Transcribe the records below exactly.
** START **
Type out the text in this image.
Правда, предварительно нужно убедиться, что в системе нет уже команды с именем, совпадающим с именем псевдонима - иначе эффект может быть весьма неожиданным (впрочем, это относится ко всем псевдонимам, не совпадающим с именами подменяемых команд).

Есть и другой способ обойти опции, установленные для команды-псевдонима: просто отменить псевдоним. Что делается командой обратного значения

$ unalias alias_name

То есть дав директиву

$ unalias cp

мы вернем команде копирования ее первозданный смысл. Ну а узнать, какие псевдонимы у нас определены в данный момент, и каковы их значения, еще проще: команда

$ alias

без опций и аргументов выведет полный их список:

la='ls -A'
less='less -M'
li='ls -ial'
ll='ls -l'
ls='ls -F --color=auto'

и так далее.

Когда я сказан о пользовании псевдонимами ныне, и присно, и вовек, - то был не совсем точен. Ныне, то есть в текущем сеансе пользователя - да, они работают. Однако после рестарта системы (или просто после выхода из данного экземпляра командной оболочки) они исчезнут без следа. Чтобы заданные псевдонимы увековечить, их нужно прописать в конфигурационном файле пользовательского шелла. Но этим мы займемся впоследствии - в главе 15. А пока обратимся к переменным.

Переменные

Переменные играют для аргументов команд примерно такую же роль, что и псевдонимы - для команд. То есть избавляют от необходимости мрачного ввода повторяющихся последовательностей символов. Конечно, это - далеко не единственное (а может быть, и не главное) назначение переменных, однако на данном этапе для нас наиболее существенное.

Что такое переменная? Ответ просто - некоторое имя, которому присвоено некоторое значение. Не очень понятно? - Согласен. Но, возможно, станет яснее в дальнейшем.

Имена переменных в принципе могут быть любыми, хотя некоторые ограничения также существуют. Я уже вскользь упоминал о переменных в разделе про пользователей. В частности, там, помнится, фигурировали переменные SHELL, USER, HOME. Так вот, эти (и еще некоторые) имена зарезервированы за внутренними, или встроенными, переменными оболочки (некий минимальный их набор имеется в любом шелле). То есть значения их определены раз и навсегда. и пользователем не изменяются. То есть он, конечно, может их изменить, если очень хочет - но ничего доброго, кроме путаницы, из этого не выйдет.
** END **
Full response:
Type out the text in this image.
Правда, предварительно нужно убедиться, что в системе нет уже команды с именем, совпадающим с именем псевдонима - иначе эффект может быть весьма неожиданным (впрочем, это относится ко всем псевдонимам, не совпадающим с именами подменяемых команд).

Есть и другой способ обойти опции, установленные для команды-псевдонима: просто отменить псевдоним. Что делается командой обратного значения

$ unalias alias_name

То есть дав директиву

$ unalias cp

мы вернем команде копирования ее первозданный смысл. Ну а узнать, какие псевдонимы у нас определены в данный момент, и каковы их значения, еще проще: команда

$ alias

без опций и аргументов выведет полный их список:

la='ls -A'
less='less -M'
li='ls -ial'
ll='ls -l'
ls='ls -F --color=auto'

и так далее.

Когда я сказан о пользовании псевдонимами ныне, и присно, и вовек, - то был не совсем точен. Ныне, то есть в текущем сеансе пользователя - да, они работают. Однако после рестарта системы (или просто после выхода из данного экземпляра командной оболочки) они исчезнут без следа. Чтобы заданные псевдонимы увековечить, их нужно прописать в конфигурационном файле пользовательского шелла. Но этим мы займемся впоследствии - в главе 15. А пока обратимся к переменным.

Переменные

Переменные играют для аргументов команд примерно такую же роль, что и псевдонимы - для команд. То есть избавляют от необходимости мрачного ввода повторяющихся последовательностей символов. Конечно, это - далеко не единственное (а может быть, и не главное) назначение переменных, однако на данном этапе для нас наиболее существенное.

Что такое переменная? Ответ просто - некоторое имя, которому присвоено некоторое значение. Не очень понятно? - Согласен. Но, возможно, станет яснее в дальнейшем.

Имена переменных в принципе могут быть любыми, хотя некоторые ограничения также существуют. Я уже вскользь упоминал о переменных в разделе про пользователей. В частности, там, помнится, фигурировали переменные SHELL, USER, HOME. Так вот, эти (и еще некоторые) имена зарезервированы за внутренними, или встроенными, переменными оболочки (некий минимальный их набор имеется в любом шелле). То есть значения их определены раз и навсегда. и пользователем не изменяются. То есть он, конечно, может их изменить, если очень хочет - но ничего доброго, кроме путаницы, из этого не выйдет.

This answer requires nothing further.